▶ _To do_: Set down the full listing exactly, character for character.

▶ _Given records_:

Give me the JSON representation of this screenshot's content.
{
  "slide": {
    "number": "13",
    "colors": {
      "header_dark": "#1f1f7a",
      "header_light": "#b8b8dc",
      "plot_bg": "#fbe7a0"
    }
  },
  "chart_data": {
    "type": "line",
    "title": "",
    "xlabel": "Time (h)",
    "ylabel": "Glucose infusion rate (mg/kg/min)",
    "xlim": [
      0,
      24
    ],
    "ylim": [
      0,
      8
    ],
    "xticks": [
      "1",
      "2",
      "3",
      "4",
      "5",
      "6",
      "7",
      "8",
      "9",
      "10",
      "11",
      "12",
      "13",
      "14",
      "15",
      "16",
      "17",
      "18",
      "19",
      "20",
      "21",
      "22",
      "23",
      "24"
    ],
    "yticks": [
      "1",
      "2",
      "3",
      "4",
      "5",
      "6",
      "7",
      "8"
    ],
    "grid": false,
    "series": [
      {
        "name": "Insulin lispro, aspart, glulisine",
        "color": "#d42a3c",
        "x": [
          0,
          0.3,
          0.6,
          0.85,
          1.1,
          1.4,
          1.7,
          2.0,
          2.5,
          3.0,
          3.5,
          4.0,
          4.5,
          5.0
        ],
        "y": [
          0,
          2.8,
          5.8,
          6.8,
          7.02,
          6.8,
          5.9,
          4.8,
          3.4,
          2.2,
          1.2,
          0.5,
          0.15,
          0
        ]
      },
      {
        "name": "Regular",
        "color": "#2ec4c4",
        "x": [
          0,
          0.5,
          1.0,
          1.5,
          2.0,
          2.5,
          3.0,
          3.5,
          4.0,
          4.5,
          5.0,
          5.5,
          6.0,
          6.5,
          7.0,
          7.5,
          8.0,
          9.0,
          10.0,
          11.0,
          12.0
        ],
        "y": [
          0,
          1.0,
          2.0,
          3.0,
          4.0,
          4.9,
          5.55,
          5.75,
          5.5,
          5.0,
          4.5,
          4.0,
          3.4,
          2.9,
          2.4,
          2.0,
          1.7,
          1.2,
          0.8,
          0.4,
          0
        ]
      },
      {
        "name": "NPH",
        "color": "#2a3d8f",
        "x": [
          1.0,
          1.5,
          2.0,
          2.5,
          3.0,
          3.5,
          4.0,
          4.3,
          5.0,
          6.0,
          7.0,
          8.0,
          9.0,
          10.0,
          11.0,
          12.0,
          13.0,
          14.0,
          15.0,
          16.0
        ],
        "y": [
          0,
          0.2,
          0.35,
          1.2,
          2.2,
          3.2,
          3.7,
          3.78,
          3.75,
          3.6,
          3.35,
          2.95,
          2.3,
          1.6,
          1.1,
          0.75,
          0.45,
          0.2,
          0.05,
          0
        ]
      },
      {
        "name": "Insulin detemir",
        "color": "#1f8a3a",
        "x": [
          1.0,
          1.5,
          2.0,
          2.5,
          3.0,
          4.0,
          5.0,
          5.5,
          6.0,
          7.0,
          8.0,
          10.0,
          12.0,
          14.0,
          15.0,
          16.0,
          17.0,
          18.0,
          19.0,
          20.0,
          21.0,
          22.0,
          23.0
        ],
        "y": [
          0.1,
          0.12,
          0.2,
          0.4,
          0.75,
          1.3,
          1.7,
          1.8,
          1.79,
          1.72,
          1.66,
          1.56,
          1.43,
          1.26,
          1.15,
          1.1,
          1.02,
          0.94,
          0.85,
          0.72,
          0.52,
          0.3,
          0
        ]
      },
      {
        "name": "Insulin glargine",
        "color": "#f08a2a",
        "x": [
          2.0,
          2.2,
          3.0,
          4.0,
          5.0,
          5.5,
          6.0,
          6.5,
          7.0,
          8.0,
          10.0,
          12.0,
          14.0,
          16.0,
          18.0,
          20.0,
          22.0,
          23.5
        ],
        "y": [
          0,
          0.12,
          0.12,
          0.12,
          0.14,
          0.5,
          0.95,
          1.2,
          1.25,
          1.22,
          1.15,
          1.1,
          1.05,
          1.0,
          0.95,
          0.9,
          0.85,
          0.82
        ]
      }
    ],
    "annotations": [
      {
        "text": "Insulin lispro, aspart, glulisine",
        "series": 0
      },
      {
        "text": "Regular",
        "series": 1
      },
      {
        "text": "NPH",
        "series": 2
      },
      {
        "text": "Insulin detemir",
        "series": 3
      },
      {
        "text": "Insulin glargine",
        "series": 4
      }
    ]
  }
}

▶ _Final result_:
Give me the JSON representation of this screenshot's content.
{
  "slide": {
    "number": "13",
    "colors": {
      "header_dark": "#1f1f7a",
      "header_light": "#b8b8dc",
      "plot_bg": "#fbe7a0"
    }
  },
  "chart_data": {
    "type": "line",
    "title": "",
    "xlabel": "Time (h)",
    "ylabel": "Glucose infusion rate (mg/kg/min)",
    "xlim": [
      0,
      24
    ],
    "ylim": [
      0,
      8
    ],
    "xticks": [
      "1",
      "2",
      "3",
      "4",
      "5",
      "6",
      "7",
      "8",
      "9",
      "10",
      "11",
      "12",
      "13",
      "14",
      "15",
      "16",
      "17",
      "18",
      "19",
      "20",
      "21",
      "22",
      "23",
      "24"
    ],
    "yticks": [
      "1",
      "2",
      "3",
      "4",
      "5",
      "6",
      "7",
      "8"
    ],
    "grid": false,
    "series": [
      {
        "name": "Insulin lispro, aspart, glulisine",
        "color": "#d42a3c",
        "x": [
          0,
          0.3,
          0.6,
          0.85,
          1.1,
          1.4,
          1.7,
          2.0,
          2.5,
          3.0,
          3.5,
          4.0,
          4.5,
          5.0
        ],
        "y": [
          0,
          2.8,
          5.8,
          6.8,
          7.02,
          6.8,
          5.9,
          4.8,
          3.4,
          2.2,
          1.2,
          0.5,
          0.15,
          0
        ]
      },
      {
        "name": "Regular",
        "color": "#2ec4c4",
        "x": [
          0,
          0.5,
          1.0,
          1.5,
          2.0,
          2.5,
          3.0,
          3.5,
          4.0,
          4.5,
          5.0,
          5.5,
          6.0,
          6.5,
          7.0,
          7.5,
          8.0,
          9.0,
          10.0,
          11.0,
          12.0
        ],
        "y": [
          0,
          1.0,
          2.0,
          3.0,
          4.0,
          4.9,
          5.55,
          5.75,
          5.5,
          5.0,
          4.5,
          4.0,
          3.4,
          2.9,
          2.4,
          2.0,
          1.7,
          1.2,
          0.8,
          0.4,
          0
        ]
      },
      {
        "name": "NPH",
        "color": "#2a3d8f",
        "x": [
          1.0,
          1.5,
          2.0,
          2.5,
          3.0,
          3.5,
          4.0,
          4.3,
          5.0,
          6.0,
          7.0,
          8.0,
          9.0,
          10.0,
          11.0,
          12.0,
          13.0,
          14.0,
          15.0,
          16.0
        ],
        "y": [
          0,
          0.2,
          0.35,
          1.2,
          2.2,
          3.2,
          3.7,
          3.78,
          3.75,
          3.6,
          3.35,
          2.95,
          2.3,
          1.6,
          1.1,
          0.75,
          0.45,
          0.2,
          0.05,
          0
        ]
      },
      {
        "name": "Insulin detemir",
        "color": "#1f8a3a",
        "x": [
          1.0,
          1.5,
          2.0,
          2.5,
          3.0,
          4.0,
          5.0,
          5.5,
          6.0,
          7.0,
          8.0,
          10.0,
          12.0,
          14.0,
          15.0,
          16.0,
          17.0,
          18.0,
          19.0,
          20.0,
          21.0,
          22.0,
          23.0
        ],
        "y": [
          0.1,
          0.12,
          0.2,
          0.4,
          0.75,
          1.3,
          1.7,
          1.8,
          1.79,
          1.72,
          1.66,
          1.56,
          1.43,
          1.26,
          1.15,
          1.1,
          1.02,
          0.94,
          0.85,
          0.72,
          0.52,
          0.3,
          0
        ]
      },
      {
        "name": "Insulin glargine",
        "color": "#f08a2a",
        "x": [
          2.0,
          2.2,
          3.0,
          4.0,
          5.0,
          5.5,
          6.0,
          6.5,
          7.0,
          8.0,
          10.0,
          12.0,
          14.0,
          16.0,
          18.0,
          20.0,
          22.0,
          23.5
        ],
        "y": [
          0,
          0.12,
          0.12,
          0.12,
          0.14,
          0.5,
          0.95,
          1.2,
          1.25,
          1.22,
          1.15,
          1.1,
          1.05,
          1.0,
          0.95,
          0.9,
          0.85,
          0.82
        ]
      }
    ],
    "annotations": [
      {
        "text": "Insulin lispro, aspart, glulisine",
        "series": 0
      },
      {
        "text": "Regular",
        "series": 1
      },
      {
        "text": "NPH",
        "series": 2
      },
      {
        "text": "Insulin detemir",
        "series": 3
      },
      {
        "text": "Insulin glargine",
        "series": 4
      }
    ]
  }
}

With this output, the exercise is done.